Directions for this task:
The records that follow must be repeated verbatim, every one of them.

BEGIN Source data

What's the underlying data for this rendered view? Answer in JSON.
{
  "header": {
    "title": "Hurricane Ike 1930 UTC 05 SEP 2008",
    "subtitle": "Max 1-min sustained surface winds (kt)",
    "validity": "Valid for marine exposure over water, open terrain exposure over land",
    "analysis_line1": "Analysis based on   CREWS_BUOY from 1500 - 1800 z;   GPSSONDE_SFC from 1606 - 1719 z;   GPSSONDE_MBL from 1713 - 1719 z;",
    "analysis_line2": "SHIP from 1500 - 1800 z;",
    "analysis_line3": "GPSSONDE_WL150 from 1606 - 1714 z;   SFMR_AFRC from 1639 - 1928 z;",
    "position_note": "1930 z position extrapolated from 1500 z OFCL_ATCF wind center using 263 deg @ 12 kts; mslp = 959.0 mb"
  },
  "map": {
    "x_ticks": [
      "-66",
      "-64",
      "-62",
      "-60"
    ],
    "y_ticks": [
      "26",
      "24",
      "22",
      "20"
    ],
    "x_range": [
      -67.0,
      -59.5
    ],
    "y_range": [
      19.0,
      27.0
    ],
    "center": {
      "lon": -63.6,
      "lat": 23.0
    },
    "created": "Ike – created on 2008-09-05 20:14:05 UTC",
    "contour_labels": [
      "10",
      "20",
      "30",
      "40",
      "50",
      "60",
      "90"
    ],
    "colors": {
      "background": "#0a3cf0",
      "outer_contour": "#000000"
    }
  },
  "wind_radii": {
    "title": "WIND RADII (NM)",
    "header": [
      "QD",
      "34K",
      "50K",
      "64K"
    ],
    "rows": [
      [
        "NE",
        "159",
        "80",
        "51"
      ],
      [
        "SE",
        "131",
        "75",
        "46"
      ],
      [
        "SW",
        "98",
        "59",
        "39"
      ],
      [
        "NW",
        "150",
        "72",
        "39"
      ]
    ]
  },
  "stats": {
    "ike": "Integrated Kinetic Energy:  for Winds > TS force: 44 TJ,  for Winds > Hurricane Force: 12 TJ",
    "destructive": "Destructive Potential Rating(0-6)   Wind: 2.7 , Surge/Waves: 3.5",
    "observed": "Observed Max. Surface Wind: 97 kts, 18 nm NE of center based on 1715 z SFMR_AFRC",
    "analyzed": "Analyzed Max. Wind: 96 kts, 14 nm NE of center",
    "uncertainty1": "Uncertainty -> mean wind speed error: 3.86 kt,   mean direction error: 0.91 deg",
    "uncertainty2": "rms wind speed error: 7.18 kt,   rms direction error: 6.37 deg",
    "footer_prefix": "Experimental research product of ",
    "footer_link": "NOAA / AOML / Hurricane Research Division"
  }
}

END Source data

Reply:
What's the underlying data for this rendered view? Answer in JSON.
{
  "header": {
    "title": "Hurricane Ike 1930 UTC 05 SEP 2008",
    "subtitle": "Max 1-min sustained surface winds (kt)",
    "validity": "Valid for marine exposure over water, open terrain exposure over land",
    "analysis_line1": "Analysis based on   CREWS_BUOY from 1500 - 1800 z;   GPSSONDE_SFC from 1606 - 1719 z;   GPSSONDE_MBL from 1713 - 1719 z;",
    "analysis_line2": "SHIP from 1500 - 1800 z;",
    "analysis_line3": "GPSSONDE_WL150 from 1606 - 1714 z;   SFMR_AFRC from 1639 - 1928 z;",
    "position_note": "1930 z position extrapolated from 1500 z OFCL_ATCF wind center using 263 deg @ 12 kts; mslp = 959.0 mb"
  },
  "map": {
    "x_ticks": [
      "-66",
      "-64",
      "-62",
      "-60"
    ],
    "y_ticks": [
      "26",
      "24",
      "22",
      "20"
    ],
    "x_range": [
      -67.0,
      -59.5
    ],
    "y_range": [
      19.0,
      27.0
    ],
    "center": {
      "lon": -63.6,
      "lat": 23.0
    },
    "created": "Ike – created on 2008-09-05 20:14:05 UTC",
    "contour_labels": [
      "10",
      "20",
      "30",
      "40",
      "50",
      "60",
      "90"
    ],
    "colors": {
      "background": "#0a3cf0",
      "outer_contour": "#000000"
    }
  },
  "wind_radii": {
    "title": "WIND RADII (NM)",
    "header": [
      "QD",
      "34K",
      "50K",
      "64K"
    ],
    "rows": [
      [
        "NE",
        "159",
        "80",
        "51"
      ],
      [
        "SE",
        "131",
        "75",
        "46"
      ],
      [
        "SW",
        "98",
        "59",
        "39"
      ],
      [
        "NW",
        "150",
        "72",
        "39"
      ]
    ]
  },
  "stats": {
    "ike": "Integrated Kinetic Energy:  for Winds > TS force: 44 TJ,  for Winds > Hurricane Force: 12 TJ",
    "destructive": "Destructive Potential Rating(0-6)   Wind: 2.7 , Surge/Waves: 3.5",
    "observed": "Observed Max. Surface Wind: 97 kts, 18 nm NE of center based on 1715 z SFMR_AFRC",
    "analyzed": "Analyzed Max. Wind: 96 kts, 14 nm NE of center",
    "uncertainty1": "Uncertainty -> mean wind speed error: 3.86 kt,   mean direction error: 0.91 deg",
    "uncertainty2": "rms wind speed error: 7.18 kt,   rms direction error: 6.37 deg",
    "footer_prefix": "Experimental research product of ",
    "footer_link": "NOAA / AOML / Hurricane Research Division"
  }
}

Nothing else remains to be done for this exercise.